══ Records supplied
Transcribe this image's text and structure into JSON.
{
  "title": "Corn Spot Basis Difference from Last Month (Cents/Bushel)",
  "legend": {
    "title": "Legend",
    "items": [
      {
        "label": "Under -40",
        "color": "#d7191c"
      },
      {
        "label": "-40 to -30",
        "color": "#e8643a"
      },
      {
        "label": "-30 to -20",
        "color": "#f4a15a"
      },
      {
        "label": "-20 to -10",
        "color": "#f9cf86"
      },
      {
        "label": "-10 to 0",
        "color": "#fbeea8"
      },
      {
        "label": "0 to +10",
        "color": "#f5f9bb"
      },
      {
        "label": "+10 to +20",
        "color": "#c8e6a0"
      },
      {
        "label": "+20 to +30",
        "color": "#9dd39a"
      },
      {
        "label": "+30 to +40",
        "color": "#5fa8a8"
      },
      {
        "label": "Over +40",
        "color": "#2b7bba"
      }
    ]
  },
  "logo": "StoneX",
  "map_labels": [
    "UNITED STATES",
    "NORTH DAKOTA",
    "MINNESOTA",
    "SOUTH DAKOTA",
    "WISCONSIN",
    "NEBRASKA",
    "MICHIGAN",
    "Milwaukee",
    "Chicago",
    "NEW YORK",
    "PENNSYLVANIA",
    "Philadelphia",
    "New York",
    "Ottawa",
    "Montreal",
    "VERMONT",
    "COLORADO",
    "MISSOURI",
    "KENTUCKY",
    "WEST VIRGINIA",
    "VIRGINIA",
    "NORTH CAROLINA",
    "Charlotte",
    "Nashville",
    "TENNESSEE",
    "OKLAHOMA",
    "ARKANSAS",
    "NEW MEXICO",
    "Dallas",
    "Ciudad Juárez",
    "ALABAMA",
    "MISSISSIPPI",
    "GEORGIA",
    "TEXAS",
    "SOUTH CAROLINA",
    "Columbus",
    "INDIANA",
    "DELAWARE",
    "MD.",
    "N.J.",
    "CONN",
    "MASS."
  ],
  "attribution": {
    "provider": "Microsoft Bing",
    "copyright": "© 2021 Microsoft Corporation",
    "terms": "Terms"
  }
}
════
From the records above, extract every entry verbatim.

Transcribe this image's text and structure into JSON.
{
  "title": "Corn Spot Basis Difference from Last Month (Cents/Bushel)",
  "legend": {
    "title": "Legend",
    "items": [
      {
        "label": "Under -40",
        "color": "#d7191c"
      },
      {
        "label": "-40 to -30",
        "color": "#e8643a"
      },
      {
        "label": "-30 to -20",
        "color": "#f4a15a"
      },
      {
        "label": "-20 to -10",
        "color": "#f9cf86"
      },
      {
        "label": "-10 to 0",
        "color": "#fbeea8"
      },
      {
        "label": "0 to +10",
        "color": "#f5f9bb"
      },
      {
        "label": "+10 to +20",
        "color": "#c8e6a0"
      },
      {
        "label": "+20 to +30",
        "color": "#9dd39a"
      },
      {
        "label": "+30 to +40",
        "color": "#5fa8a8"
      },
      {
        "label": "Over +40",
        "color": "#2b7bba"
      }
    ]
  },
  "logo": "StoneX",
  "map_labels": [
    "UNITED STATES",
    "NORTH DAKOTA",
    "MINNESOTA",
    "SOUTH DAKOTA",
    "WISCONSIN",
    "NEBRASKA",
    "MICHIGAN",
    "Milwaukee",
    "Chicago",
    "NEW YORK",
    "PENNSYLVANIA",
    "Philadelphia",
    "New York",
    "Ottawa",
    "Montreal",
    "VERMONT",
    "COLORADO",
    "MISSOURI",
    "KENTUCKY",
    "WEST VIRGINIA",
    "VIRGINIA",
    "NORTH CAROLINA",
    "Charlotte",
    "Nashville",
    "TENNESSEE",
    "OKLAHOMA",
    "ARKANSAS",
    "NEW MEXICO",
    "Dallas",
    "Ciudad Juárez",
    "ALABAMA",
    "MISSISSIPPI",
    "GEORGIA",
    "TEXAS",
    "SOUTH CAROLINA",
    "Columbus",
    "INDIANA",
    "DELAWARE",
    "MD.",
    "N.J.",
    "CONN",
    "MASS."
  ],
  "attribution": {
    "provider": "Microsoft Bing",
    "copyright": "© 2021 Microsoft Corporation",
    "terms": "Terms"
  }
}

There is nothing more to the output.